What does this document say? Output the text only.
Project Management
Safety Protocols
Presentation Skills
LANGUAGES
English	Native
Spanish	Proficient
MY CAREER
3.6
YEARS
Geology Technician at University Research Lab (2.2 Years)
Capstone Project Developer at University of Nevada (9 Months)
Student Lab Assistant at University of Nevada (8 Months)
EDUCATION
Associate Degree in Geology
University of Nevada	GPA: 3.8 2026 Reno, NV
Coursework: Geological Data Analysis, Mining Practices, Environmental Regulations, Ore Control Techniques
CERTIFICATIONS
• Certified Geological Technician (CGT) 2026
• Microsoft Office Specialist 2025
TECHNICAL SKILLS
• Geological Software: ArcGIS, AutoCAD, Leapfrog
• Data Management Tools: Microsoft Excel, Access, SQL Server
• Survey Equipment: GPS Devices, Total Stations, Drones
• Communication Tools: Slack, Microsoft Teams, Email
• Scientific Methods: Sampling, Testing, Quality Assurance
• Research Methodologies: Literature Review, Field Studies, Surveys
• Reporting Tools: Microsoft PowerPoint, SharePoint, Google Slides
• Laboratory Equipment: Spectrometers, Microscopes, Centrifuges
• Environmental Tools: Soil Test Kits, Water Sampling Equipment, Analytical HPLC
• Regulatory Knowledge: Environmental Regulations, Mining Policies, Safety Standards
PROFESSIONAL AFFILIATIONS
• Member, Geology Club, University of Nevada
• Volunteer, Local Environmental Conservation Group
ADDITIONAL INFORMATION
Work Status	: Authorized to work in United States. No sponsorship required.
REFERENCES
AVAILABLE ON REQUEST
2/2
# # # #
Nothing should be left out: repeat all of the data exactly.

→ **Output of the task**:
What does this document say? Output the text only.
Project Management
Safety Protocols
Presentation Skills
LANGUAGES
English	Native
Spanish	Proficient
MY CAREER
3.6
YEARS
Geology Technician at University Research Lab (2.2 Years)
Capstone Project Developer at University of Nevada (9 Months)
Student Lab Assistant at University of Nevada (8 Months)
EDUCATION
Associate Degree in Geology
University of Nevada	GPA: 3.8 2026 Reno, NV
Coursework: Geological Data Analysis, Mining Practices, Environmental Regulations, Ore Control Techniques
CERTIFICATIONS
• Certified Geological Technician (CGT) 2026
• Microsoft Office Specialist 2025
TECHNICAL SKILLS
• Geological Software: ArcGIS, AutoCAD, Leapfrog
• Data Management Tools: Microsoft Excel, Access, SQL Server
• Survey Equipment: GPS Devices, Total Stations, Drones
• Communication Tools: Slack, Microsoft Teams, Email
• Scientific Methods: Sampling, Testing, Quality Assurance
• Research Methodologies: Literature Review, Field Studies, Surveys
• Reporting Tools: Microsoft PowerPoint, SharePoint, Google Slides
• Laboratory Equipment: Spectrometers, Microscopes, Centrifuges
• Environmental Tools: Soil Test Kits, Water Sampling Equipment, Analytical HPLC
• Regulatory Knowledge: Environmental Regulations, Mining Policies, Safety Standards
PROFESSIONAL AFFILIATIONS
• Member, Geology Club, University of Nevada
• Volunteer, Local Environmental Conservation Group
ADDITIONAL INFORMATION
Work Status	: Authorized to work in United States. No sponsorship required.
REFERENCES
AVAILABLE ON REQUEST
2/2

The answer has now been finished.